▶ SET TASK: Pull out every line below that contains the word "Implied".

Items from a figure collection:
--------

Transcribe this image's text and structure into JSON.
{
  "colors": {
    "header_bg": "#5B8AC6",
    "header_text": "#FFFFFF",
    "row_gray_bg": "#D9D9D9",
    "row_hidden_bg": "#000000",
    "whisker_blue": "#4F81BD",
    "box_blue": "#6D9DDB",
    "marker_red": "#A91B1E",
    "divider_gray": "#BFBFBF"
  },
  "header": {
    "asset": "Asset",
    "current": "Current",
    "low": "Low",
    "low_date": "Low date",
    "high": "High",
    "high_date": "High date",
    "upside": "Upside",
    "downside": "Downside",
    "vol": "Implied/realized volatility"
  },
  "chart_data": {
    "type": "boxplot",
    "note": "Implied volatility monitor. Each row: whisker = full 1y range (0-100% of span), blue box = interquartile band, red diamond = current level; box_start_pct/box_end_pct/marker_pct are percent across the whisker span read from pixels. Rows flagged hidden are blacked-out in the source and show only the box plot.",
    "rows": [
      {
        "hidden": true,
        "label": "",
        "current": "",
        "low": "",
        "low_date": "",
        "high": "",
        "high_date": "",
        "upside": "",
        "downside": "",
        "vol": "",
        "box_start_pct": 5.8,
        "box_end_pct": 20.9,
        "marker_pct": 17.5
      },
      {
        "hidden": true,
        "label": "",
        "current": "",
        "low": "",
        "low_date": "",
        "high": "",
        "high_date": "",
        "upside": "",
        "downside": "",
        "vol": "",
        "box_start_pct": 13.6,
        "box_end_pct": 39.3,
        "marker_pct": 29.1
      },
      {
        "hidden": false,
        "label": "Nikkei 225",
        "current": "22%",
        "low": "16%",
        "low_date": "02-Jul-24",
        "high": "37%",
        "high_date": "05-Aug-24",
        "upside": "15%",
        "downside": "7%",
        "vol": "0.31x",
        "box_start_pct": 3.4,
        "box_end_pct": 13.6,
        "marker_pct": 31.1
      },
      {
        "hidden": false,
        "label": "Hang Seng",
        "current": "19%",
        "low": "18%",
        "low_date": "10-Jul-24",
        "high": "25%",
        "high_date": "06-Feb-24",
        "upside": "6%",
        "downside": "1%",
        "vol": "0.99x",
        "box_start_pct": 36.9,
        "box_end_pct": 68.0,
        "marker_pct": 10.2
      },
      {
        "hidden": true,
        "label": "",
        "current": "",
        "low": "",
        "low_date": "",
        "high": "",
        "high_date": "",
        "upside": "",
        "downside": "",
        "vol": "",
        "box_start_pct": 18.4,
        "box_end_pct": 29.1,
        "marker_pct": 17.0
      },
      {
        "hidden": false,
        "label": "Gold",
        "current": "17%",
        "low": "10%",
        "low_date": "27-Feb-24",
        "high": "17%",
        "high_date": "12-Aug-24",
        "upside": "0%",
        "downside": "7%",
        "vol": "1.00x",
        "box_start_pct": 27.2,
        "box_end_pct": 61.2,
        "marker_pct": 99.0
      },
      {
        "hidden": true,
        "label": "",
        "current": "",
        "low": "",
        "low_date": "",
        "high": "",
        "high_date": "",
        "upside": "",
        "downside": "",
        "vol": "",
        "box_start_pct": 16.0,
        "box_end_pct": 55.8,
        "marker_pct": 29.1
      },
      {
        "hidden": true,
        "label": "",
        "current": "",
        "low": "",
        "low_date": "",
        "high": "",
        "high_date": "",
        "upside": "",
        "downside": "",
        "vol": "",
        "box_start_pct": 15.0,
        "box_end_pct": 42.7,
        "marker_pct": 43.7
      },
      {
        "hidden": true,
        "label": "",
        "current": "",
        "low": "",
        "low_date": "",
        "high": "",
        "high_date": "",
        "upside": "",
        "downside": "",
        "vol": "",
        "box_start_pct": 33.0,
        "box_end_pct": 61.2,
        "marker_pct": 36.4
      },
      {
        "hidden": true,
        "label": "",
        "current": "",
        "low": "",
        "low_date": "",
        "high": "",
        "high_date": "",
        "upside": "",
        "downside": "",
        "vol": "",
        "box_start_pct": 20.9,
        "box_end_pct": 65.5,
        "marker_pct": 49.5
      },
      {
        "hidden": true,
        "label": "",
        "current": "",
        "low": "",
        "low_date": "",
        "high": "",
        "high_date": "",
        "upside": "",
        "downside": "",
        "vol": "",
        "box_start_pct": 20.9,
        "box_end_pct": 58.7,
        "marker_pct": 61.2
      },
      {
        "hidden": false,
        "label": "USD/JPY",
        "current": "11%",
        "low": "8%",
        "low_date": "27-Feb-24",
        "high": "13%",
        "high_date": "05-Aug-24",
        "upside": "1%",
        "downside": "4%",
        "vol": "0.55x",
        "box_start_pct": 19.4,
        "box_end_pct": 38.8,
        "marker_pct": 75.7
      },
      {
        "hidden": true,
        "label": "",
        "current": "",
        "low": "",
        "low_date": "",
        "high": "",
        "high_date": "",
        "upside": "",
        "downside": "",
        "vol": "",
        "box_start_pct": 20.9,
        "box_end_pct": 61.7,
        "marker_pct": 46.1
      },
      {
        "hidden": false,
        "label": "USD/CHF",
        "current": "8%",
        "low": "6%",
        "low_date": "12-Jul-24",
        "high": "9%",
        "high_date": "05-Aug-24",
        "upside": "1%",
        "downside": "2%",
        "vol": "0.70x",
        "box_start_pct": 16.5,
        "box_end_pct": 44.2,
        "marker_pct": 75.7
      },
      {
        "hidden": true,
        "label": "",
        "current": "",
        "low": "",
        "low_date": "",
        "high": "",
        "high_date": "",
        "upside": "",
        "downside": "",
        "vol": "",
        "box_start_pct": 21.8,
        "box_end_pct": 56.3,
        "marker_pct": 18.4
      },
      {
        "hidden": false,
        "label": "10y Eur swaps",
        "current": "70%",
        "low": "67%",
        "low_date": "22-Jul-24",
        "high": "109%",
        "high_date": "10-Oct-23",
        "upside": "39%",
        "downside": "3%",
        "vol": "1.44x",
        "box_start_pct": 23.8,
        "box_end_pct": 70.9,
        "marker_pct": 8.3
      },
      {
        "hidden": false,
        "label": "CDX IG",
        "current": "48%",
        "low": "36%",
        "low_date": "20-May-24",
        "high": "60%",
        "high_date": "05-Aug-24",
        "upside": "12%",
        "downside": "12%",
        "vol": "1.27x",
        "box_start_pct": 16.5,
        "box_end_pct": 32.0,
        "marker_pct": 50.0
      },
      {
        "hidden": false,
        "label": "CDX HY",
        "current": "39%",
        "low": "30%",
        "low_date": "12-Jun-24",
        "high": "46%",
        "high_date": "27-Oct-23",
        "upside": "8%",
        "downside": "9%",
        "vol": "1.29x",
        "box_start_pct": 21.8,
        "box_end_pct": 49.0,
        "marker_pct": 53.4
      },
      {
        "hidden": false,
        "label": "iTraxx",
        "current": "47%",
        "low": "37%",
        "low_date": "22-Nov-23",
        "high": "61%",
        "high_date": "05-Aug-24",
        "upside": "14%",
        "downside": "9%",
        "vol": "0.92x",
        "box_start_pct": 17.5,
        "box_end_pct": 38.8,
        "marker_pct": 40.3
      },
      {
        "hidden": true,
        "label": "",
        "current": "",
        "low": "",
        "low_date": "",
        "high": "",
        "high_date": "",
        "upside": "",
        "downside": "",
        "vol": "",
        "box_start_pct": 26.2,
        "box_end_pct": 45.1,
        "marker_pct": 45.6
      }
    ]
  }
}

--------

▶ SOLUTION FOR THIS TASK:
    "vol": "Implied/realized volatility"
    "note": "Implied volatility monitor. Each row: whisker = full 1y range (0-100% of span), blue box = interquartile band, red diamond = current level; box_start_pct/box_end_pct/marker_pct are percent across the whisker span read from pixels. Rows flagged hidden are blacked-out in the source and show only the box plot.",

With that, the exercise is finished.